----- WORKING DATA
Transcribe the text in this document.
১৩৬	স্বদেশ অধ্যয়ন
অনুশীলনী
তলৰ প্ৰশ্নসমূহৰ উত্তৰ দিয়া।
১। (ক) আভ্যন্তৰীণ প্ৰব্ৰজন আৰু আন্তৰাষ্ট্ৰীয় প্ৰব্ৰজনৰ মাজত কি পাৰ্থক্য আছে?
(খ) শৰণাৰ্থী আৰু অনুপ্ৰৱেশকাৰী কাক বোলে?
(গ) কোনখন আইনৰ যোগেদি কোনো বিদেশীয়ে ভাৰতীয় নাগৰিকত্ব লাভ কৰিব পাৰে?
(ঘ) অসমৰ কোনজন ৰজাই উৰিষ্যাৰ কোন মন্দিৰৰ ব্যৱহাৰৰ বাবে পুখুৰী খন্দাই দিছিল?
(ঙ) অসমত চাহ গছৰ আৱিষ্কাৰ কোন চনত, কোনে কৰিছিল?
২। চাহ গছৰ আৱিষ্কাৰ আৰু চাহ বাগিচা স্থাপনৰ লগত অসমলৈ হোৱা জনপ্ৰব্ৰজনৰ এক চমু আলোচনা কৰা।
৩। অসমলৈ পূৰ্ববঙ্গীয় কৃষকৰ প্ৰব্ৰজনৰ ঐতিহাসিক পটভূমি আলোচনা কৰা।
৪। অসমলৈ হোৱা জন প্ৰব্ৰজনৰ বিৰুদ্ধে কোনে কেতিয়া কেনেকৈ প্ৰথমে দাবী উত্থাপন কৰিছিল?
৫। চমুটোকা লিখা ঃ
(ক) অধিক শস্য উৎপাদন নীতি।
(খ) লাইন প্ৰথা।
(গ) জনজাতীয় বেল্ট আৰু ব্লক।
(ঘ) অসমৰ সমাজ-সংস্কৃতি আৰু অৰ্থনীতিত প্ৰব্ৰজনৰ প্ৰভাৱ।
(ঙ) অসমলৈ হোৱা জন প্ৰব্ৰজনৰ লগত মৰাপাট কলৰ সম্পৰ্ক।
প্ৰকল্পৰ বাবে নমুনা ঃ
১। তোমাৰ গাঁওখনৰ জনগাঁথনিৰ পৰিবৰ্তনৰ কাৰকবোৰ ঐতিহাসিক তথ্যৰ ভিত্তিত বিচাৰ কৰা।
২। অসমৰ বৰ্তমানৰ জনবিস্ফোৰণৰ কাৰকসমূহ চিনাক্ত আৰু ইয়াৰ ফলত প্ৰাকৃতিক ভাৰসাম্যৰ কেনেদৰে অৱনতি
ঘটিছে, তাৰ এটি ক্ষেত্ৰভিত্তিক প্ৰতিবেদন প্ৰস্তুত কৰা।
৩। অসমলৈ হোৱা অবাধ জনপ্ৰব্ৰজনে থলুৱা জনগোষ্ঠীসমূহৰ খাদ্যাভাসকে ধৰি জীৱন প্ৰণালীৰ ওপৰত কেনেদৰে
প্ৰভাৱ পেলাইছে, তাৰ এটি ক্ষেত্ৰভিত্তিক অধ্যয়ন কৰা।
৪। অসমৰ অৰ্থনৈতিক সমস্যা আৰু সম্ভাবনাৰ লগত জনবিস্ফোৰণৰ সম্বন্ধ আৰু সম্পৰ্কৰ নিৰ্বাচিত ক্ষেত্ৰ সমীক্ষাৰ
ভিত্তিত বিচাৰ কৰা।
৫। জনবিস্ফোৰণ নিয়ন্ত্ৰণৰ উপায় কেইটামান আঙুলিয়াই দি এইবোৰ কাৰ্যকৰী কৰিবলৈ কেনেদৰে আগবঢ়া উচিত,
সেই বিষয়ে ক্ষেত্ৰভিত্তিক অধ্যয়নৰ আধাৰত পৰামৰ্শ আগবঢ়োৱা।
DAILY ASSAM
----------
=== OBJECTIVE ===
Among the entries above, how many lines hold the word "অসমৰ"? Reply with only that number.

=== REPLY ===
4